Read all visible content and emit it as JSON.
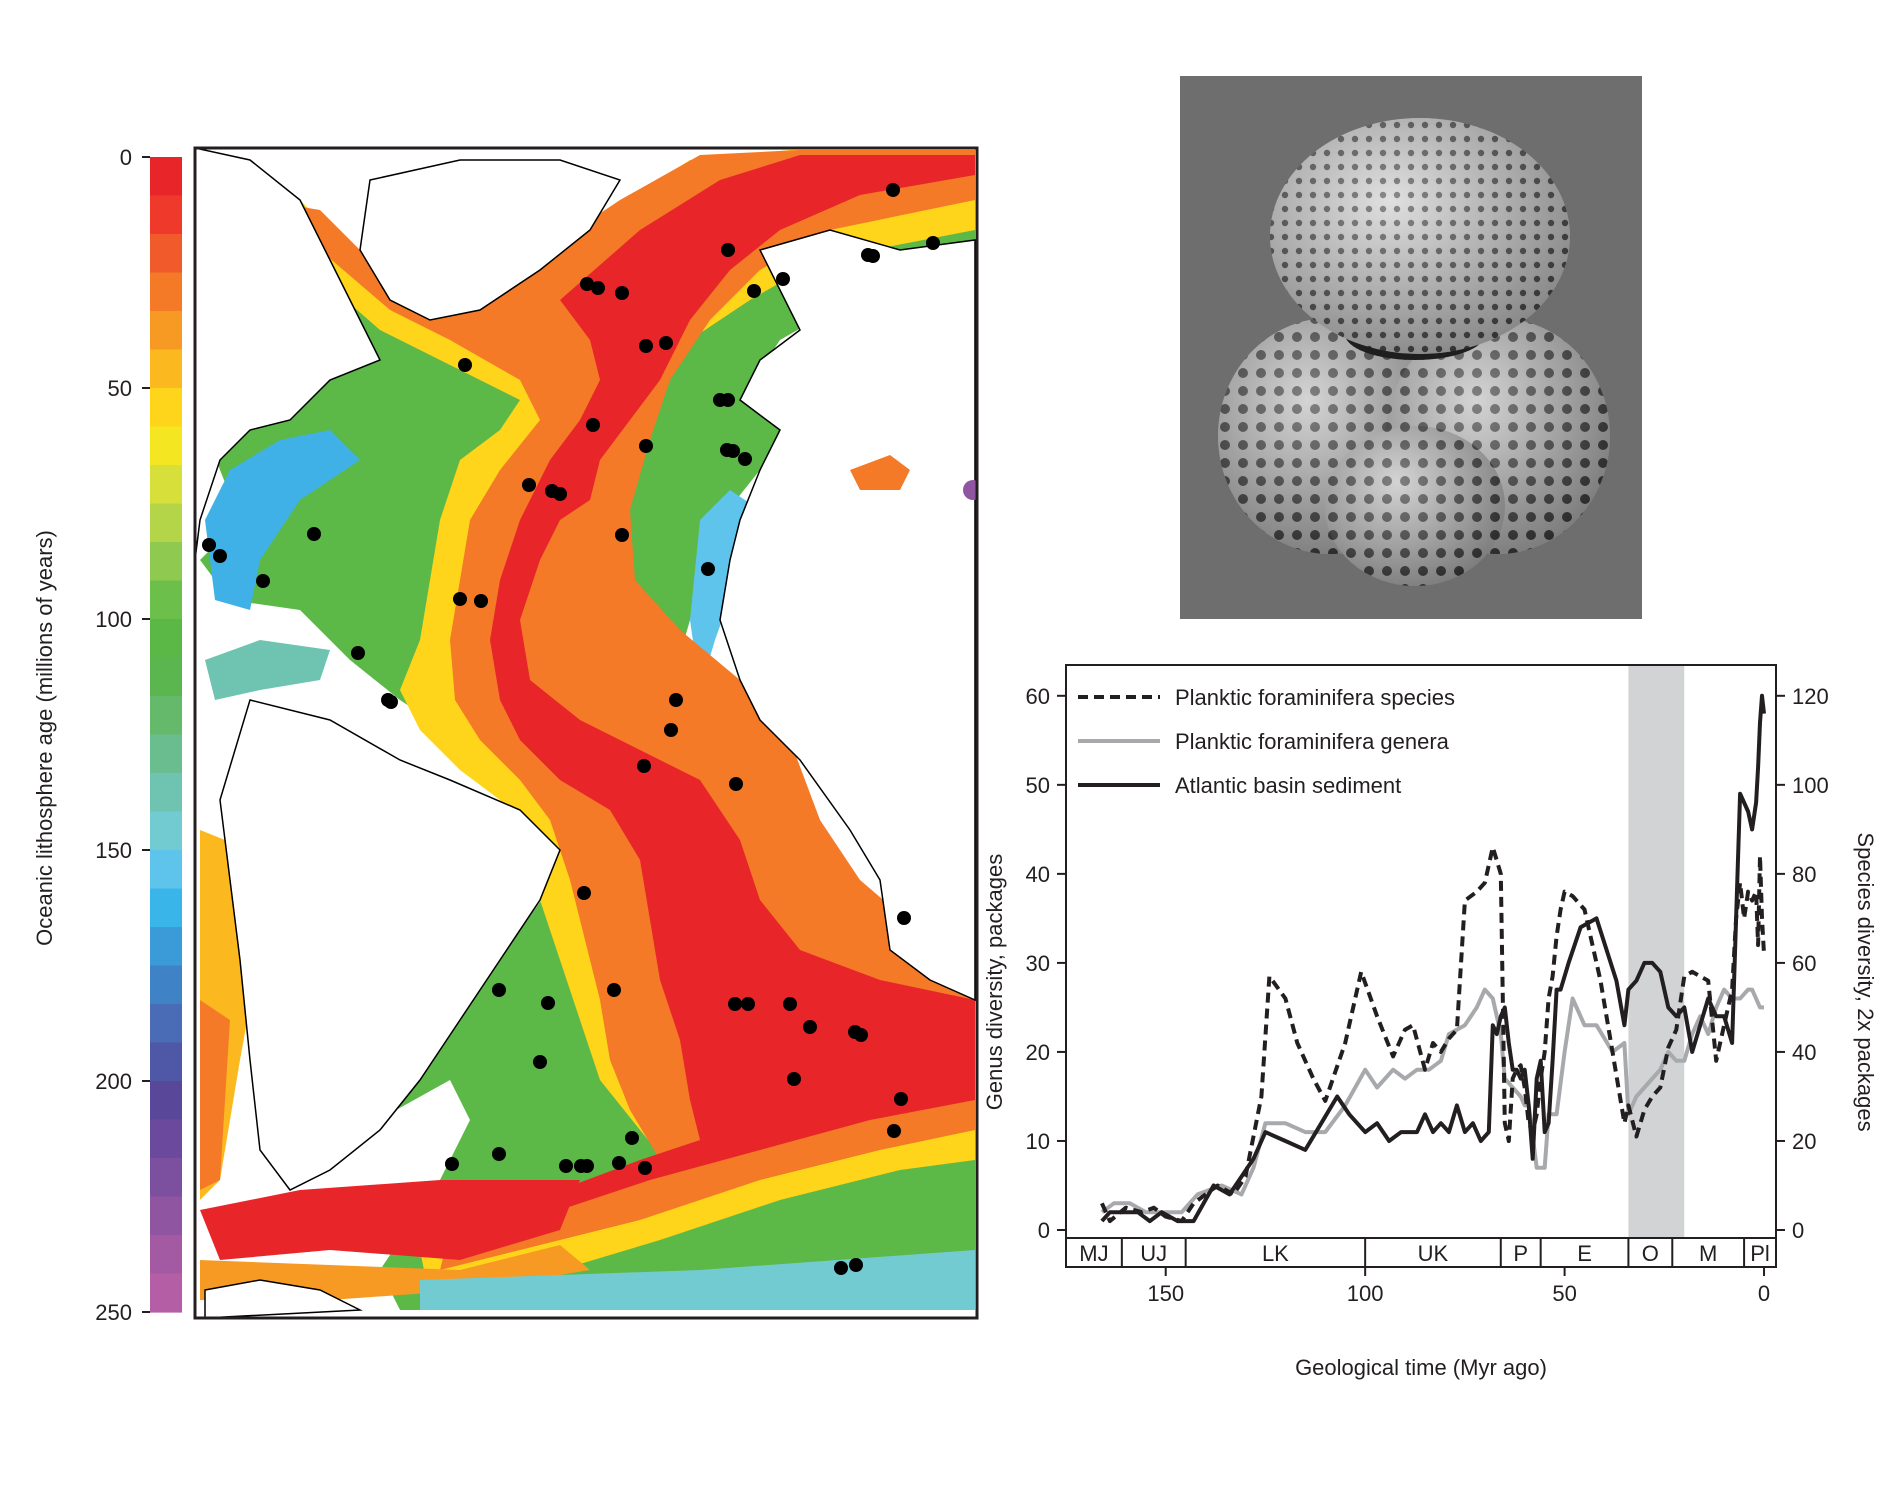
{
  "colorbar": {
    "axis_label": "Oceanic lithosphere age (millions of years)",
    "ticks": [
      "0",
      "50",
      "100",
      "150",
      "200",
      "250"
    ],
    "colors": [
      "#e8262a",
      "#ef3a2b",
      "#f15a2a",
      "#f47a28",
      "#f79a24",
      "#fbb91f",
      "#fed51a",
      "#f4e721",
      "#d7e03a",
      "#b4d548",
      "#8fc94f",
      "#6cbf4b",
      "#5bb847",
      "#5cb64f",
      "#64b96a",
      "#6abd8f",
      "#6ec4b1",
      "#73cbd2",
      "#5ec4eb",
      "#39b5ea",
      "#3a9bd8",
      "#4082c6",
      "#4a6bb5",
      "#4f58a6",
      "#59489a",
      "#6b4a9d",
      "#7d4f9f",
      "#8f55a0",
      "#a35aa3",
      "#b45ea5"
    ]
  },
  "map": {
    "site_marker_color": "#000000"
  },
  "sem_image": {
    "background_color": "#6e6e6e"
  },
  "chart_data": {
    "type": "line",
    "xlabel": "Geological time (Myr ago)",
    "ylabel_left": "Genus diversity, packages",
    "ylabel_right": "Species diversity, 2x packages",
    "xlim": [
      175,
      -3
    ],
    "ylim_left": [
      0,
      62
    ],
    "ylim_right": [
      0,
      124
    ],
    "x_ticks": [
      "150",
      "100",
      "50",
      "0"
    ],
    "y_ticks_left": [
      "0",
      "10",
      "20",
      "30",
      "40",
      "50",
      "60"
    ],
    "y_ticks_right": [
      "0",
      "20",
      "40",
      "60",
      "80",
      "100",
      "120"
    ],
    "shaded_band": {
      "from": 34,
      "to": 20,
      "color": "#d1d3d4"
    },
    "periods": [
      {
        "label": "MJ",
        "from": 175,
        "to": 161
      },
      {
        "label": "UJ",
        "from": 161,
        "to": 145
      },
      {
        "label": "LK",
        "from": 145,
        "to": 100
      },
      {
        "label": "UK",
        "from": 100,
        "to": 66
      },
      {
        "label": "P",
        "from": 66,
        "to": 56
      },
      {
        "label": "E",
        "from": 56,
        "to": 34
      },
      {
        "label": "O",
        "from": 34,
        "to": 23
      },
      {
        "label": "M",
        "from": 23,
        "to": 5
      },
      {
        "label": "Pl",
        "from": 5,
        "to": -3
      }
    ],
    "legend": [
      {
        "name": "Planktic foraminifera species",
        "style": "dashed",
        "color": "#231f20"
      },
      {
        "name": "Planktic foraminifera genera",
        "style": "solid",
        "color": "#a7a9ac"
      },
      {
        "name": "Atlantic basin sediment",
        "style": "solid",
        "color": "#231f20"
      }
    ],
    "series": [
      {
        "name": "Planktic foraminifera species",
        "axis": "right",
        "x": [
          166,
          164,
          160,
          156,
          153,
          150,
          146,
          143,
          137,
          133,
          130,
          126,
          124,
          120,
          117,
          113,
          110,
          105,
          101,
          97,
          93,
          90,
          88,
          85,
          83,
          81,
          79,
          77,
          75,
          72,
          70,
          68,
          66,
          65,
          64,
          63,
          62,
          61,
          60,
          59,
          58,
          57,
          56,
          55,
          54,
          53,
          52,
          51,
          50,
          48,
          45,
          41,
          38,
          35,
          34,
          32,
          30,
          28,
          26,
          24,
          22,
          20,
          18,
          16,
          14,
          12,
          10,
          8,
          7,
          6,
          5,
          4,
          3,
          2,
          1.5,
          1,
          0.5,
          0
        ],
        "y": [
          6,
          2,
          5,
          4,
          5,
          3,
          2,
          6,
          10,
          8,
          12,
          30,
          57,
          52,
          42,
          34,
          29,
          42,
          58,
          48,
          39,
          45,
          46,
          36,
          42,
          40,
          43,
          45,
          74,
          76,
          78,
          86,
          80,
          24,
          20,
          34,
          36,
          37,
          32,
          24,
          22,
          26,
          34,
          40,
          52,
          57,
          66,
          72,
          76,
          75,
          72,
          56,
          40,
          24,
          28,
          21,
          27,
          30,
          32,
          41,
          45,
          57,
          58,
          57,
          56,
          38,
          46,
          54,
          70,
          78,
          70,
          76,
          74,
          76,
          64,
          84,
          70,
          62
        ]
      },
      {
        "name": "Planktic foraminifera genera",
        "axis": "left",
        "x": [
          166,
          163,
          159,
          155,
          150,
          146,
          142,
          136,
          131,
          128,
          125,
          120,
          115,
          110,
          105,
          100,
          97,
          93,
          90,
          87,
          84,
          81,
          79,
          75,
          72,
          70,
          68,
          66,
          65,
          63,
          61,
          60,
          59,
          57,
          55,
          54,
          52,
          50,
          48,
          45,
          42,
          38,
          35,
          34,
          32,
          30,
          28,
          26,
          24,
          22,
          20,
          18,
          16,
          14,
          12,
          10,
          8,
          6,
          4,
          3,
          1,
          0
        ],
        "y": [
          2,
          3,
          3,
          2,
          2,
          2,
          4,
          5,
          4,
          7,
          12,
          12,
          11,
          11,
          14,
          18,
          16,
          18,
          17,
          18,
          18,
          19,
          22,
          23,
          25,
          27,
          26,
          22,
          17,
          16,
          15,
          14,
          14,
          7,
          7,
          13,
          13,
          20,
          26,
          23,
          23,
          20,
          21,
          13,
          15,
          16,
          17,
          18,
          20,
          19,
          19,
          22,
          24,
          22,
          25,
          27,
          26,
          26,
          27,
          27,
          25,
          25
        ]
      },
      {
        "name": "Atlantic basin sediment",
        "axis": "left",
        "x": [
          166,
          164,
          160,
          157,
          154,
          151,
          147,
          143,
          138,
          134,
          131,
          128,
          125,
          120,
          115,
          111,
          107,
          104,
          100,
          97,
          94,
          91,
          89,
          87,
          85,
          83,
          81,
          79,
          77,
          75,
          73,
          71,
          69,
          68,
          67,
          66,
          65,
          64,
          63,
          62,
          61,
          60,
          59,
          58,
          57,
          56,
          55,
          54,
          53,
          52,
          51,
          49,
          46,
          42,
          37,
          35,
          34,
          32,
          30,
          28,
          26,
          24,
          22,
          20,
          18,
          16,
          14,
          12,
          10,
          8,
          6,
          4,
          3,
          2,
          1.5,
          1,
          0.5,
          0
        ],
        "y": [
          1,
          2,
          2,
          2,
          1,
          2,
          1,
          1,
          5,
          4,
          6,
          8,
          11,
          10,
          9,
          12,
          15,
          13,
          11,
          12,
          10,
          11,
          11,
          11,
          13,
          11,
          12,
          11,
          14,
          11,
          12,
          10,
          11,
          23,
          22,
          24,
          25,
          21,
          18,
          18,
          17,
          18,
          14,
          8,
          17,
          19,
          11,
          12,
          19,
          27,
          27,
          30,
          34,
          35,
          28,
          23,
          27,
          28,
          30,
          30,
          29,
          25,
          24,
          25,
          20,
          23,
          26,
          24,
          24,
          21,
          49,
          47,
          45,
          48,
          52,
          57,
          60,
          58
        ]
      }
    ]
  }
}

◆ EXERCISE DIRECTIONS ◆
Extract the text of all the records above verbatim, excluding pictures.

◆ RIGHT ANSWER ◆
Read all visible content and emit it as JSON.
{
  "colorbar": {
    "axis_label": "Oceanic lithosphere age (millions of years)",
    "ticks": [
      "0",
      "50",
      "100",
      "150",
      "200",
      "250"
    ],
    "colors": [
      "#e8262a",
      "#ef3a2b",
      "#f15a2a",
      "#f47a28",
      "#f79a24",
      "#fbb91f",
      "#fed51a",
      "#f4e721",
      "#d7e03a",
      "#b4d548",
      "#8fc94f",
      "#6cbf4b",
      "#5bb847",
      "#5cb64f",
      "#64b96a",
      "#6abd8f",
      "#6ec4b1",
      "#73cbd2",
      "#5ec4eb",
      "#39b5ea",
      "#3a9bd8",
      "#4082c6",
      "#4a6bb5",
      "#4f58a6",
      "#59489a",
      "#6b4a9d",
      "#7d4f9f",
      "#8f55a0",
      "#a35aa3",
      "#b45ea5"
    ]
  },
  "map": {
    "site_marker_color": "#000000"
  },
  "sem_image": {
    "background_color": "#6e6e6e"
  },
  "chart_data": {
    "type": "line",
    "xlabel": "Geological time (Myr ago)",
    "ylabel_left": "Genus diversity, packages",
    "ylabel_right": "Species diversity, 2x packages",
    "xlim": [
      175,
      -3
    ],
    "ylim_left": [
      0,
      62
    ],
    "ylim_right": [
      0,
      124
    ],
    "x_ticks": [
      "150",
      "100",
      "50",
      "0"
    ],
    "y_ticks_left": [
      "0",
      "10",
      "20",
      "30",
      "40",
      "50",
      "60"
    ],
    "y_ticks_right": [
      "0",
      "20",
      "40",
      "60",
      "80",
      "100",
      "120"
    ],
    "shaded_band": {
      "from": 34,
      "to": 20,
      "color": "#d1d3d4"
    },
    "periods": [
      {
        "label": "MJ",
        "from": 175,
        "to": 161
      },
      {
        "label": "UJ",
        "from": 161,
        "to": 145
      },
      {
        "label": "LK",
        "from": 145,
        "to": 100
      },
      {
        "label": "UK",
        "from": 100,
        "to": 66
      },
      {
        "label": "P",
        "from": 66,
        "to": 56
      },
      {
        "label": "E",
        "from": 56,
        "to": 34
      },
      {
        "label": "O",
        "from": 34,
        "to": 23
      },
      {
        "label": "M",
        "from": 23,
        "to": 5
      },
      {
        "label": "Pl",
        "from": 5,
        "to": -3
      }
    ],
    "legend": [
      {
        "name": "Planktic foraminifera species",
        "style": "dashed",
        "color": "#231f20"
      },
      {
        "name": "Planktic foraminifera genera",
        "style": "solid",
        "color": "#a7a9ac"
      },
      {
        "name": "Atlantic basin sediment",
        "style": "solid",
        "color": "#231f20"
      }
    ],
    "series": [
      {
        "name": "Planktic foraminifera species",
        "axis": "right",
        "x": [
          166,
          164,
          160,
          156,
          153,
          150,
          146,
          143,
          137,
          133,
          130,
          126,
          124,
          120,
          117,
          113,
          110,
          105,
          101,
          97,
          93,
          90,
          88,
          85,
          83,
          81,
          79,
          77,
          75,
          72,
          70,
          68,
          66,
          65,
          64,
          63,
          62,
          61,
          60,
          59,
          58,
          57,
          56,
          55,
          54,
          53,
          52,
          51,
          50,
          48,
          45,
          41,
          38,
          35,
          34,
          32,
          30,
          28,
          26,
          24,
          22,
          20,
          18,
          16,
          14,
          12,
          10,
          8,
          7,
          6,
          5,
          4,
          3,
          2,
          1.5,
          1,
          0.5,
          0
        ],
        "y": [
          6,
          2,
          5,
          4,
          5,
          3,
          2,
          6,
          10,
          8,
          12,
          30,
          57,
          52,
          42,
          34,
          29,
          42,
          58,
          48,
          39,
          45,
          46,
          36,
          42,
          40,
          43,
          45,
          74,
          76,
          78,
          86,
          80,
          24,
          20,
          34,
          36,
          37,
          32,
          24,
          22,
          26,
          34,
          40,
          52,
          57,
          66,
          72,
          76,
          75,
          72,
          56,
          40,
          24,
          28,
          21,
          27,
          30,
          32,
          41,
          45,
          57,
          58,
          57,
          56,
          38,
          46,
          54,
          70,
          78,
          70,
          76,
          74,
          76,
          64,
          84,
          70,
          62
        ]
      },
      {
        "name": "Planktic foraminifera genera",
        "axis": "left",
        "x": [
          166,
          163,
          159,
          155,
          150,
          146,
          142,
          136,
          131,
          128,
          125,
          120,
          115,
          110,
          105,
          100,
          97,
          93,
          90,
          87,
          84,
          81,
          79,
          75,
          72,
          70,
          68,
          66,
          65,
          63,
          61,
          60,
          59,
          57,
          55,
          54,
          52,
          50,
          48,
          45,
          42,
          38,
          35,
          34,
          32,
          30,
          28,
          26,
          24,
          22,
          20,
          18,
          16,
          14,
          12,
          10,
          8,
          6,
          4,
          3,
          1,
          0
        ],
        "y": [
          2,
          3,
          3,
          2,
          2,
          2,
          4,
          5,
          4,
          7,
          12,
          12,
          11,
          11,
          14,
          18,
          16,
          18,
          17,
          18,
          18,
          19,
          22,
          23,
          25,
          27,
          26,
          22,
          17,
          16,
          15,
          14,
          14,
          7,
          7,
          13,
          13,
          20,
          26,
          23,
          23,
          20,
          21,
          13,
          15,
          16,
          17,
          18,
          20,
          19,
          19,
          22,
          24,
          22,
          25,
          27,
          26,
          26,
          27,
          27,
          25,
          25
        ]
      },
      {
        "name": "Atlantic basin sediment",
        "axis": "left",
        "x": [
          166,
          164,
          160,
          157,
          154,
          151,
          147,
          143,
          138,
          134,
          131,
          128,
          125,
          120,
          115,
          111,
          107,
          104,
          100,
          97,
          94,
          91,
          89,
          87,
          85,
          83,
          81,
          79,
          77,
          75,
          73,
          71,
          69,
          68,
          67,
          66,
          65,
          64,
          63,
          62,
          61,
          60,
          59,
          58,
          57,
          56,
          55,
          54,
          53,
          52,
          51,
          49,
          46,
          42,
          37,
          35,
          34,
          32,
          30,
          28,
          26,
          24,
          22,
          20,
          18,
          16,
          14,
          12,
          10,
          8,
          6,
          4,
          3,
          2,
          1.5,
          1,
          0.5,
          0
        ],
        "y": [
          1,
          2,
          2,
          2,
          1,
          2,
          1,
          1,
          5,
          4,
          6,
          8,
          11,
          10,
          9,
          12,
          15,
          13,
          11,
          12,
          10,
          11,
          11,
          11,
          13,
          11,
          12,
          11,
          14,
          11,
          12,
          10,
          11,
          23,
          22,
          24,
          25,
          21,
          18,
          18,
          17,
          18,
          14,
          8,
          17,
          19,
          11,
          12,
          19,
          27,
          27,
          30,
          34,
          35,
          28,
          23,
          27,
          28,
          30,
          30,
          29,
          25,
          24,
          25,
          20,
          23,
          26,
          24,
          24,
          21,
          49,
          47,
          45,
          48,
          52,
          57,
          60,
          58
        ]
      }
    ]
  }
}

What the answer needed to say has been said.